(Stored records)
================================

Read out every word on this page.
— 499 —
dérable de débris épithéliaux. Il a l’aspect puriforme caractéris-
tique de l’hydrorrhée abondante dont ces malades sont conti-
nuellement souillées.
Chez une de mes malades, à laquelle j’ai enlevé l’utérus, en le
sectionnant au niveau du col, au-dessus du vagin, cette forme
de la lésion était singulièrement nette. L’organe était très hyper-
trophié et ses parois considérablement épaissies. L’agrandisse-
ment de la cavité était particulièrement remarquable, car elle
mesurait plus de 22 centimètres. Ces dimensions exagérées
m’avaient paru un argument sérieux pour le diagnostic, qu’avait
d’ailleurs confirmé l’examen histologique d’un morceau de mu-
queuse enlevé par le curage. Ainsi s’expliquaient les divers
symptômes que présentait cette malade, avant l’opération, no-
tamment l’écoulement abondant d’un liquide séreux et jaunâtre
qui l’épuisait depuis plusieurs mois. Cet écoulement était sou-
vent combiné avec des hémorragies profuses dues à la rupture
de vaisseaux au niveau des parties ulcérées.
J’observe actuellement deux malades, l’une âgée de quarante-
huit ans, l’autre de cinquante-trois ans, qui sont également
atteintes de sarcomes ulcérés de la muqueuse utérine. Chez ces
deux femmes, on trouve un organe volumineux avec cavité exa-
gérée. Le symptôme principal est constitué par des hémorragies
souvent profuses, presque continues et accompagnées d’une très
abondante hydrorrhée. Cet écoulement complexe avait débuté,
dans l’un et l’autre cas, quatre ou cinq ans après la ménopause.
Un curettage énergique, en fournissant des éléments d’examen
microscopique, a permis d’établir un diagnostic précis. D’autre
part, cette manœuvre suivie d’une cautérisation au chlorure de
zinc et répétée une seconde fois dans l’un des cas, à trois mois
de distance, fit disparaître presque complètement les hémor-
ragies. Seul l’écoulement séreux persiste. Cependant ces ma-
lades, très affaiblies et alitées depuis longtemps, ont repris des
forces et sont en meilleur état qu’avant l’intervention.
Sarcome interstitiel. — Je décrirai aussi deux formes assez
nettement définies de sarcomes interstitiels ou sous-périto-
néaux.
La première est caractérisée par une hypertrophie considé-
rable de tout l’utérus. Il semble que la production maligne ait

================================

WHAT IS NEEDED: The whole listing above needs to be written out again exactly.

COMPLETED TASK:
Read out every word on this page.
— 499 —
dérable de débris épithéliaux. Il a l’aspect puriforme caractéris-
tique de l’hydrorrhée abondante dont ces malades sont conti-
nuellement souillées.
Chez une de mes malades, à laquelle j’ai enlevé l’utérus, en le
sectionnant au niveau du col, au-dessus du vagin, cette forme
de la lésion était singulièrement nette. L’organe était très hyper-
trophié et ses parois considérablement épaissies. L’agrandisse-
ment de la cavité était particulièrement remarquable, car elle
mesurait plus de 22 centimètres. Ces dimensions exagérées
m’avaient paru un argument sérieux pour le diagnostic, qu’avait
d’ailleurs confirmé l’examen histologique d’un morceau de mu-
queuse enlevé par le curage. Ainsi s’expliquaient les divers
symptômes que présentait cette malade, avant l’opération, no-
tamment l’écoulement abondant d’un liquide séreux et jaunâtre
qui l’épuisait depuis plusieurs mois. Cet écoulement était sou-
vent combiné avec des hémorragies profuses dues à la rupture
de vaisseaux au niveau des parties ulcérées.
J’observe actuellement deux malades, l’une âgée de quarante-
huit ans, l’autre de cinquante-trois ans, qui sont également
atteintes de sarcomes ulcérés de la muqueuse utérine. Chez ces
deux femmes, on trouve un organe volumineux avec cavité exa-
gérée. Le symptôme principal est constitué par des hémorragies
souvent profuses, presque continues et accompagnées d’une très
abondante hydrorrhée. Cet écoulement complexe avait débuté,
dans l’un et l’autre cas, quatre ou cinq ans après la ménopause.
Un curettage énergique, en fournissant des éléments d’examen
microscopique, a permis d’établir un diagnostic précis. D’autre
part, cette manœuvre suivie d’une cautérisation au chlorure de
zinc et répétée une seconde fois dans l’un des cas, à trois mois
de distance, fit disparaître presque complètement les hémor-
ragies. Seul l’écoulement séreux persiste. Cependant ces ma-
lades, très affaiblies et alitées depuis longtemps, ont repris des
forces et sont en meilleur état qu’avant l’intervention.
Sarcome interstitiel. — Je décrirai aussi deux formes assez
nettement définies de sarcomes interstitiels ou sous-périto-
néaux.
La première est caractérisée par une hypertrophie considé-
rable de tout l’utérus. Il semble que la production maligne ait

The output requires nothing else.